=== Exercise input ===
------------

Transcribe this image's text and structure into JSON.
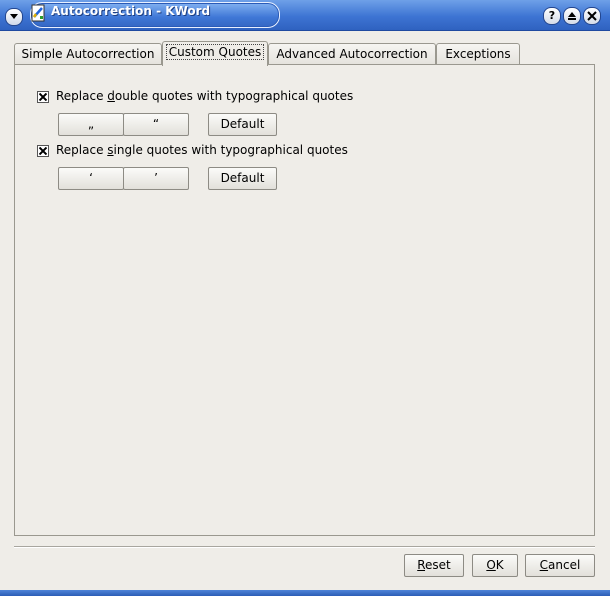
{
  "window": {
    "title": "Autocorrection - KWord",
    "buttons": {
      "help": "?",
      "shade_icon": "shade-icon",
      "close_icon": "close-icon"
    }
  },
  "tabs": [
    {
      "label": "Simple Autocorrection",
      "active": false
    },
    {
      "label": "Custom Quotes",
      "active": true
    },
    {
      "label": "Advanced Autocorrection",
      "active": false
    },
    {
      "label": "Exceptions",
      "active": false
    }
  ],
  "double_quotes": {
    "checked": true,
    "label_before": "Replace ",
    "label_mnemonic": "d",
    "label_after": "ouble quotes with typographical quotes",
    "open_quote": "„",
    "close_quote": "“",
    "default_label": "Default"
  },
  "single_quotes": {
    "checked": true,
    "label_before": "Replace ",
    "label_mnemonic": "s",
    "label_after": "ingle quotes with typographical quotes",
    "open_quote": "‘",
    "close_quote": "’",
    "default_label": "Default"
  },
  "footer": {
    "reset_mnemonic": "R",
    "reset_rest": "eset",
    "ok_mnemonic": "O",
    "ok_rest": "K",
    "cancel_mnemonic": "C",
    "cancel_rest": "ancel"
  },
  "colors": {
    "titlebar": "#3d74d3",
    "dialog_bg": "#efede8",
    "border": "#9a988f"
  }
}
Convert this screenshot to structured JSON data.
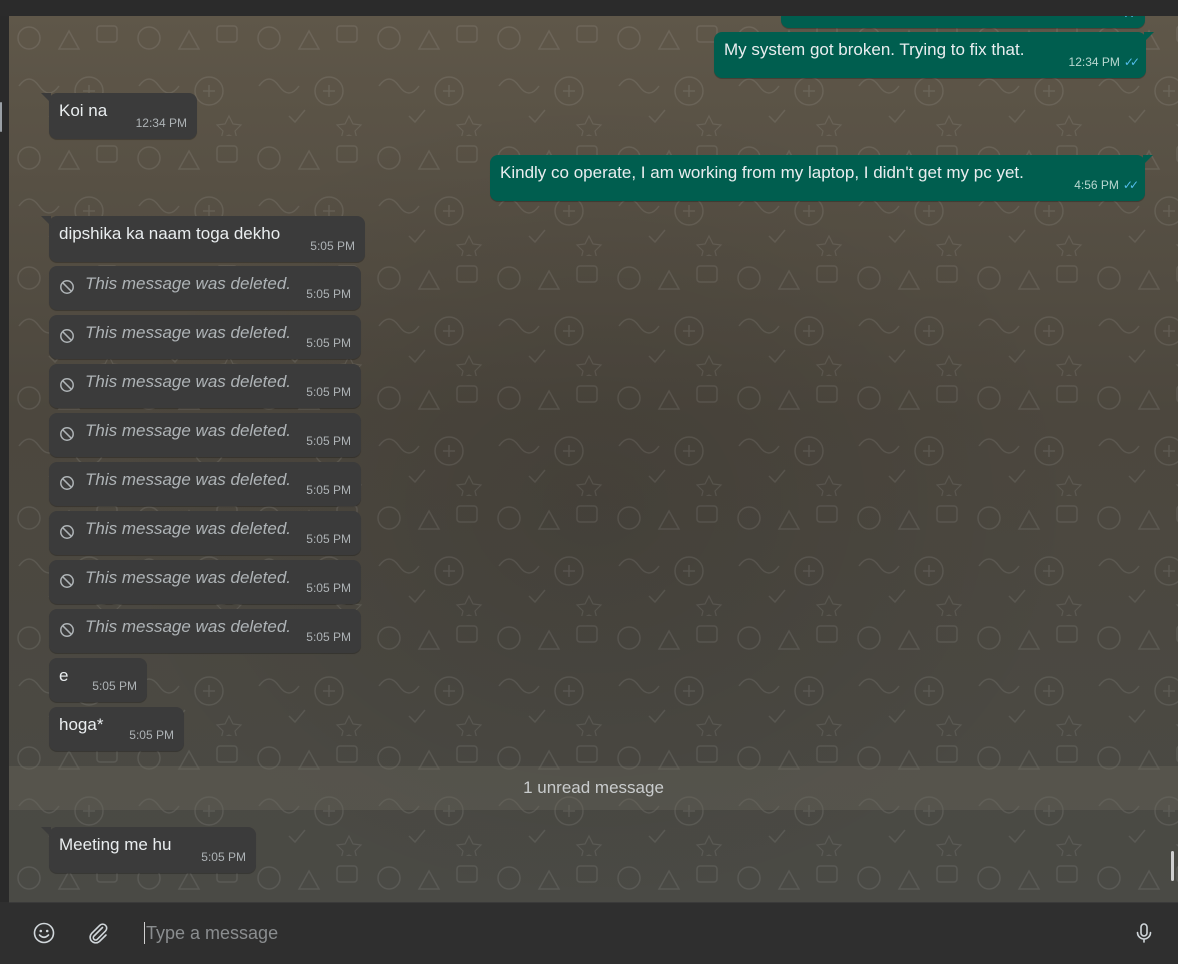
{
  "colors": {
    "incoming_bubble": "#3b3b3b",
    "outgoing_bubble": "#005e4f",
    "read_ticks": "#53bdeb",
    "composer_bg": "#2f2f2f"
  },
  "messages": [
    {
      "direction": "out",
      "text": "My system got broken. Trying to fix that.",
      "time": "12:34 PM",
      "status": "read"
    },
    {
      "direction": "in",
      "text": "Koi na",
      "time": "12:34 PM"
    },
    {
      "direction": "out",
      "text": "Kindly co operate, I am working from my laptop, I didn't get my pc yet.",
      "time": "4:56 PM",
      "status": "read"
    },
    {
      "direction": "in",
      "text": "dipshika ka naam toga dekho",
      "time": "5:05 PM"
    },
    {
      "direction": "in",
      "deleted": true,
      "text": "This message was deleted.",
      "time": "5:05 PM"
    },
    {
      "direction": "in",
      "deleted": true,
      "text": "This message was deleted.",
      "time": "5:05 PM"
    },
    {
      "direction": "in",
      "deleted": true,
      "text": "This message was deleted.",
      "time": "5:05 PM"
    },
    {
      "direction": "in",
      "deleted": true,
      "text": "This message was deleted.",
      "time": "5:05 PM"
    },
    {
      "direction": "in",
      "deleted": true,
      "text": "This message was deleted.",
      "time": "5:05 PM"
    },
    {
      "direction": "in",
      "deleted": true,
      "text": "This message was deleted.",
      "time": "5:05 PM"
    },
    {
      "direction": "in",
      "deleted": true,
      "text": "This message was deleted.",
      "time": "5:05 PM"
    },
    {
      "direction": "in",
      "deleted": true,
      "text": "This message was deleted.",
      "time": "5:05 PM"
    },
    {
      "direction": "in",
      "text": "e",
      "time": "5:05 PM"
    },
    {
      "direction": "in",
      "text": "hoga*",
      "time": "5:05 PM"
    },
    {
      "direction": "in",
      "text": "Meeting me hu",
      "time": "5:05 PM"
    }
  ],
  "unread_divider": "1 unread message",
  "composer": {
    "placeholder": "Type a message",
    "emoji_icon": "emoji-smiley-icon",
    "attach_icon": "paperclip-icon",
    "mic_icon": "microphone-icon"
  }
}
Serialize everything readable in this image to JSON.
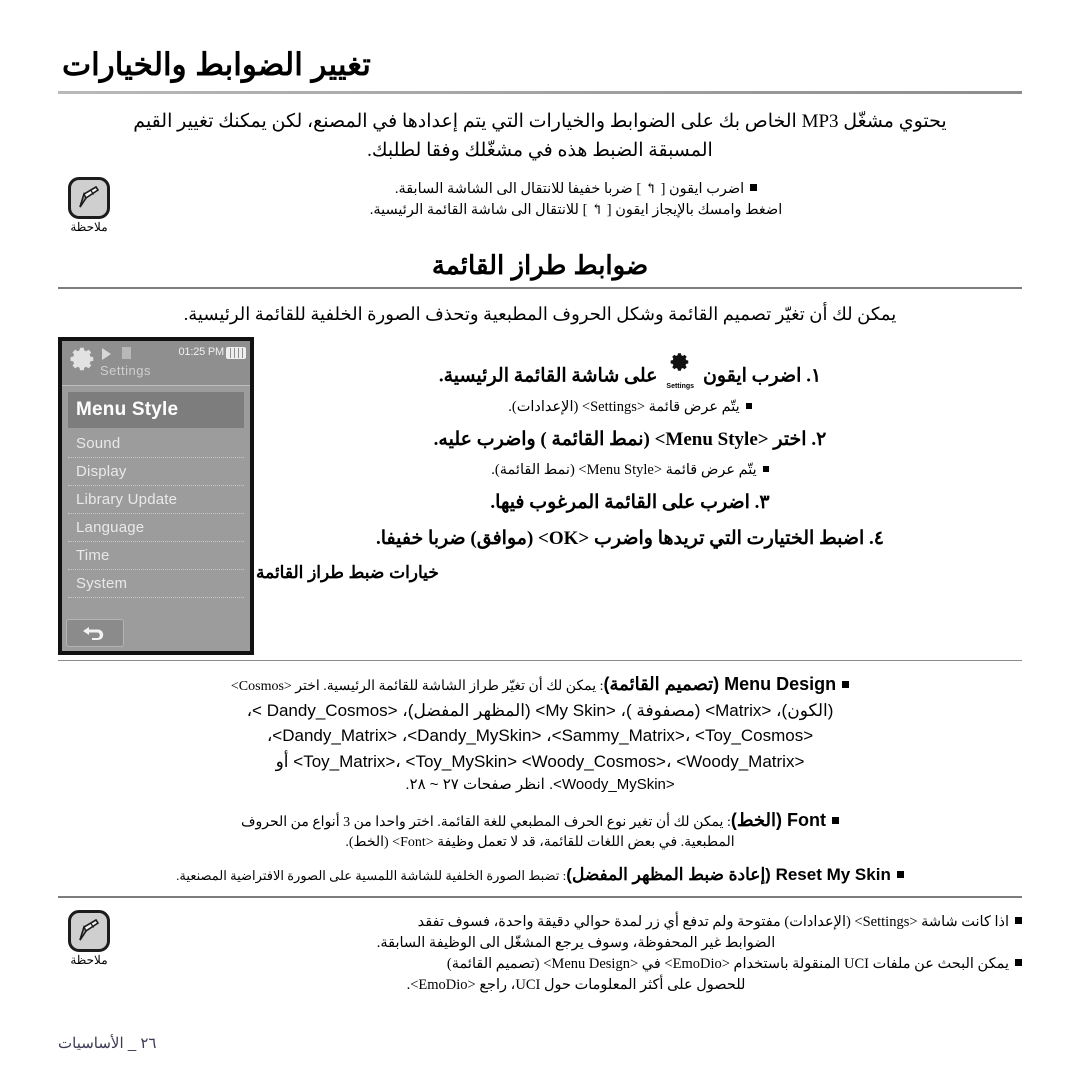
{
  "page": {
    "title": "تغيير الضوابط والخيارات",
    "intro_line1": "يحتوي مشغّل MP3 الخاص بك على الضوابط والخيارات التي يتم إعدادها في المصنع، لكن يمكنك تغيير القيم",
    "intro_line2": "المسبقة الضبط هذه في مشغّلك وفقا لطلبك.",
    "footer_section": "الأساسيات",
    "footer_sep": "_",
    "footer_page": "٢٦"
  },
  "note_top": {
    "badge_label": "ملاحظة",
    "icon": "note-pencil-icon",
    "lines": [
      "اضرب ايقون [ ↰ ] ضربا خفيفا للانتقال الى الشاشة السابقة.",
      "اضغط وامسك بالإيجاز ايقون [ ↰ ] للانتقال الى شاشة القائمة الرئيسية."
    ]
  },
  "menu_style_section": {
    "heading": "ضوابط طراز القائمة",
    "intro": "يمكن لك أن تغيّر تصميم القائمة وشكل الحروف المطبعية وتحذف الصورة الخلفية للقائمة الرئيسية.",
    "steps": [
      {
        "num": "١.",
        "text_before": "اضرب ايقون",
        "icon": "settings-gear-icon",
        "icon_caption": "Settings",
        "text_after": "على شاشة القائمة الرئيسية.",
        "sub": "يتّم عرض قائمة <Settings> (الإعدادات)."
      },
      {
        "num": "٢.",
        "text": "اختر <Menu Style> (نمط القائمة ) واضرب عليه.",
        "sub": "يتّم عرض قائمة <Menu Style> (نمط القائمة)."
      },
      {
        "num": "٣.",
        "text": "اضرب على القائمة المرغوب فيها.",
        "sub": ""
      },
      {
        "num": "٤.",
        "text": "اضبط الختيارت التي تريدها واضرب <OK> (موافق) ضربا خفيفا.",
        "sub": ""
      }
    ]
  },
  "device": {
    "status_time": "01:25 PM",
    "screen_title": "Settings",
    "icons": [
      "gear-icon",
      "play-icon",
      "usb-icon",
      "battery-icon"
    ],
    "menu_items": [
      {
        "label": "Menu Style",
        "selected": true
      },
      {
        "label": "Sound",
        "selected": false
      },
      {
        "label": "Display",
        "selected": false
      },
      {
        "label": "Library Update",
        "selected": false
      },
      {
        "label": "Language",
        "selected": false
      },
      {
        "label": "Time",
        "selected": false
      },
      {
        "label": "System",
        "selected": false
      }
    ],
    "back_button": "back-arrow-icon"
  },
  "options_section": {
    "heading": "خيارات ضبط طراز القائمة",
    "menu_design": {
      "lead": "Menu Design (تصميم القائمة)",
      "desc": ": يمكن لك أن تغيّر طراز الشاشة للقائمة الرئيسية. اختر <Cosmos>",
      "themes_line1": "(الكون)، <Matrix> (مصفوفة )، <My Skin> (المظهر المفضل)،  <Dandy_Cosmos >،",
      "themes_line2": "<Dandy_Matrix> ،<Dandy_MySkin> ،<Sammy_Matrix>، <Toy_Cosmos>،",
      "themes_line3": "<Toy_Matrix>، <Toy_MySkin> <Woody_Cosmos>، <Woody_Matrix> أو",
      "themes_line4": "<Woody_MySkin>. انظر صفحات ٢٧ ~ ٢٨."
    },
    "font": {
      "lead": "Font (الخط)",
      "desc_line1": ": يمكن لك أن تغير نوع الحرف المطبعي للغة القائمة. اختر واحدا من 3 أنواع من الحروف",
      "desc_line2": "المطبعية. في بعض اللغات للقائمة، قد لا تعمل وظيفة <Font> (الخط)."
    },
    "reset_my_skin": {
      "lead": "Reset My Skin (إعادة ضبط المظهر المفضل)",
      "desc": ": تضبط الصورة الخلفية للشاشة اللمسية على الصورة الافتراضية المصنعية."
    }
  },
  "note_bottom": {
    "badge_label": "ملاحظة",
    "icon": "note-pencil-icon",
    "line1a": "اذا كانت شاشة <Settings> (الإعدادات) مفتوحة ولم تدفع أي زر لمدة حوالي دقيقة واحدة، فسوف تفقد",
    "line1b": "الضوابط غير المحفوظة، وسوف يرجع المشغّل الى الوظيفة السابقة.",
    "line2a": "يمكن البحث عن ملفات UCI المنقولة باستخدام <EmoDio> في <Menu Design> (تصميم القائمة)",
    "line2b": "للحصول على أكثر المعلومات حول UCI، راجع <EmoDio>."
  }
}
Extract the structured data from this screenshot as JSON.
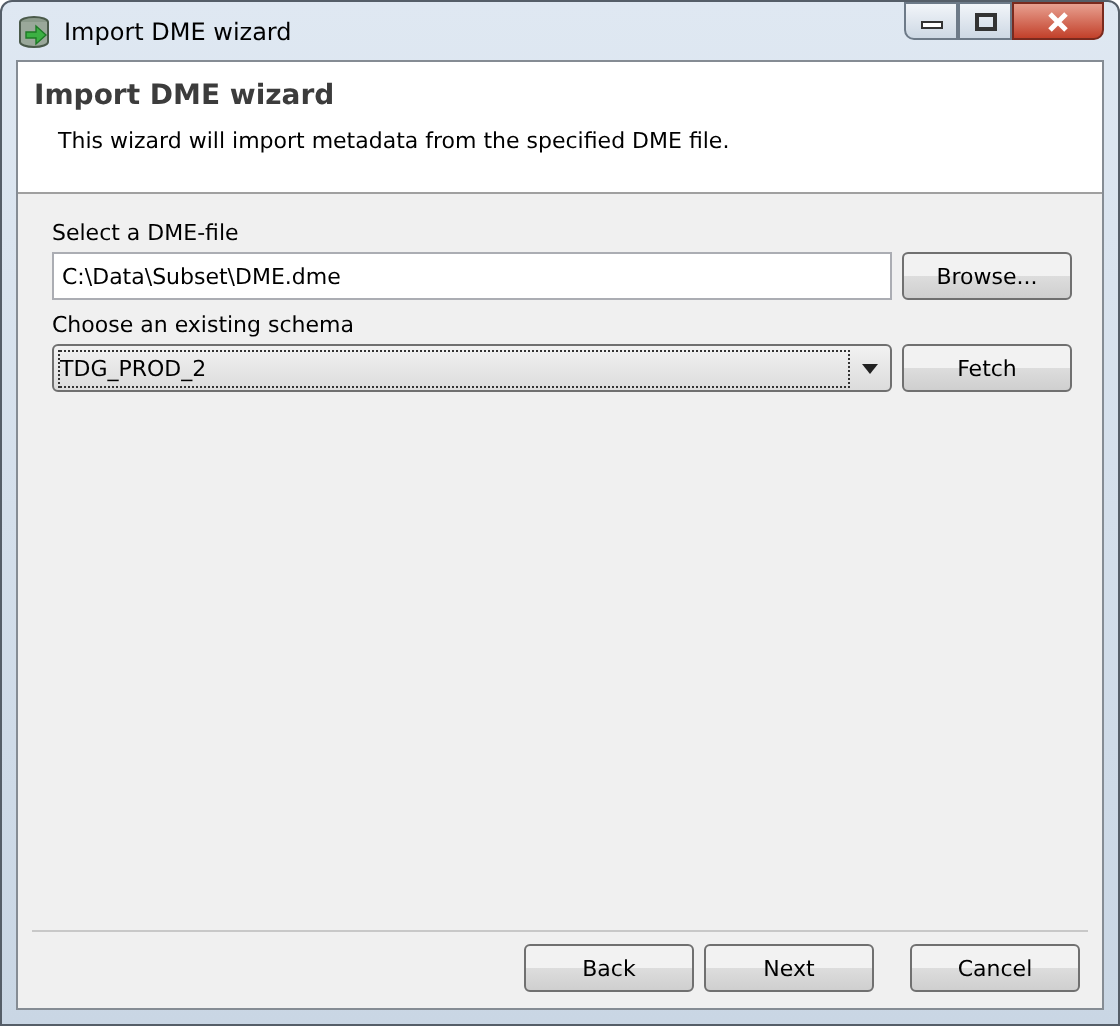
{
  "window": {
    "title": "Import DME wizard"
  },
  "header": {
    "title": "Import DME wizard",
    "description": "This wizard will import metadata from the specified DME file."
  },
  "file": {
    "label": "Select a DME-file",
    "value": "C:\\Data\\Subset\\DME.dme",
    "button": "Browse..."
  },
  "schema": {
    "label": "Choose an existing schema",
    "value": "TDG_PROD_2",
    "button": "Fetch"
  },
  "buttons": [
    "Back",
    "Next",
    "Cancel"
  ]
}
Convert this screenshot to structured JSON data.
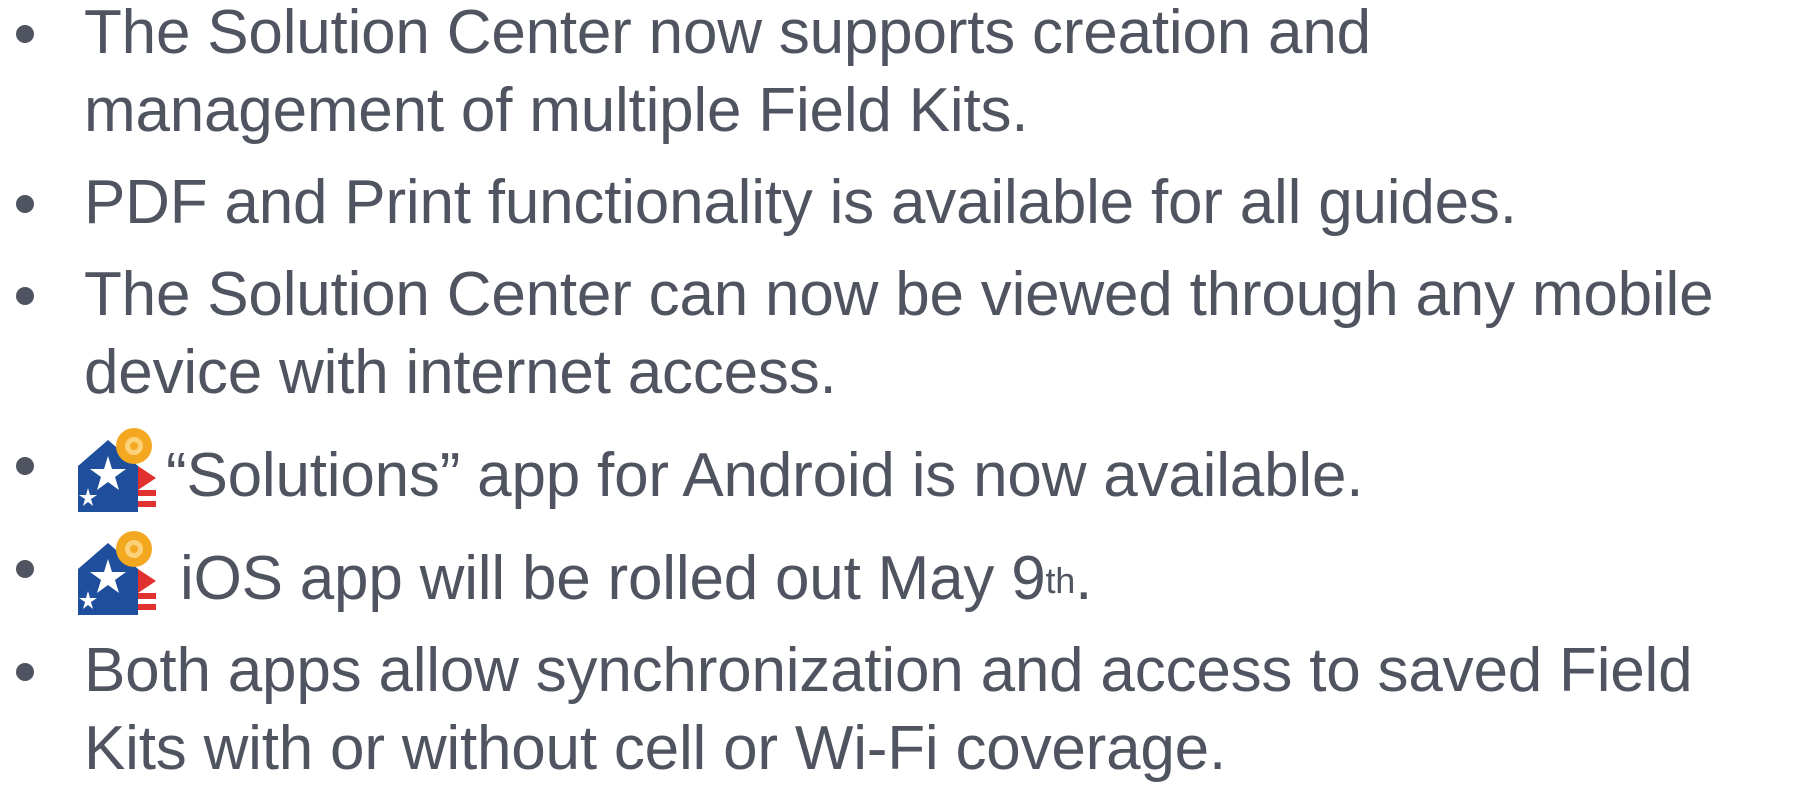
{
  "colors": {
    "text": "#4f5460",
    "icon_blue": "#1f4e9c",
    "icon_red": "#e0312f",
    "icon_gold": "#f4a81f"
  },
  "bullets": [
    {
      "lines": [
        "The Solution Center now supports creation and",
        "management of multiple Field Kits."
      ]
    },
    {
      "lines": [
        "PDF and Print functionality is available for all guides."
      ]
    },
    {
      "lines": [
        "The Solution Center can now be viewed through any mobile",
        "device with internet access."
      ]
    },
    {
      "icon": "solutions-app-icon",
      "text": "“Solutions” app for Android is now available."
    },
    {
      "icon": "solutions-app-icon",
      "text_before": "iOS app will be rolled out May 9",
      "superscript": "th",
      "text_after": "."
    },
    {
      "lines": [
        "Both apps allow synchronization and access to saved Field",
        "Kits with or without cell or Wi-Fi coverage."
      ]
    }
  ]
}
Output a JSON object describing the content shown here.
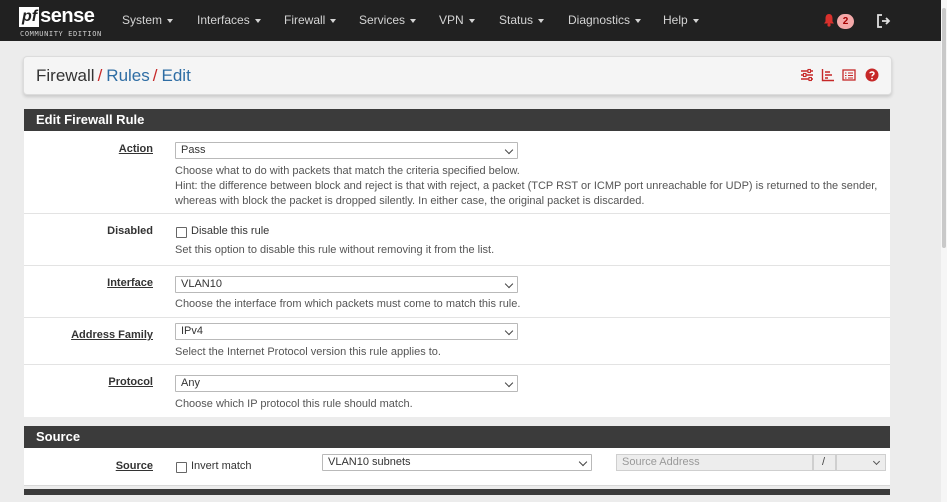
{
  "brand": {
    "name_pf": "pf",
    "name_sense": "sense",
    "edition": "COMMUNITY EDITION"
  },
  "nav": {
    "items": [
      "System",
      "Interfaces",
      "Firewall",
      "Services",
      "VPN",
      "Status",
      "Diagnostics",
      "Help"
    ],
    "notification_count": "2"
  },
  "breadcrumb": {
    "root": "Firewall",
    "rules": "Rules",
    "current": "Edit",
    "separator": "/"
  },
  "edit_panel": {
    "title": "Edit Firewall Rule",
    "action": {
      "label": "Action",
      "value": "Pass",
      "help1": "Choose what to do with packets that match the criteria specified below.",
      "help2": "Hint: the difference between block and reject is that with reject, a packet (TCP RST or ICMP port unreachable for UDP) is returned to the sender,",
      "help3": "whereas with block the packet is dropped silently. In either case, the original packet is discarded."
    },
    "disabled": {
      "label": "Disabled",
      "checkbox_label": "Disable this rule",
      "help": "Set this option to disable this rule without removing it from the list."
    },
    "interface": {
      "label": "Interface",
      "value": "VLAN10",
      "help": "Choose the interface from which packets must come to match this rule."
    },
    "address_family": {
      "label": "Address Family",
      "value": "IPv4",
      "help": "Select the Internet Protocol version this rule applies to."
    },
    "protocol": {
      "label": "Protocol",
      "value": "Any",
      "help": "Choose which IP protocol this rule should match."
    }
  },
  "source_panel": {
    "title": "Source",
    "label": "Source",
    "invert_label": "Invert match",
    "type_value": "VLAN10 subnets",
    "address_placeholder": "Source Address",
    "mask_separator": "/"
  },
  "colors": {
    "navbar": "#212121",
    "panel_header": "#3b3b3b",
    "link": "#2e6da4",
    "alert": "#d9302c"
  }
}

------------

Copy out every line of the listing that contains the string "access".

=== Reply to the exercise ===
        "device with internet access."
        "Both apps allow synchronization and access to saved Field",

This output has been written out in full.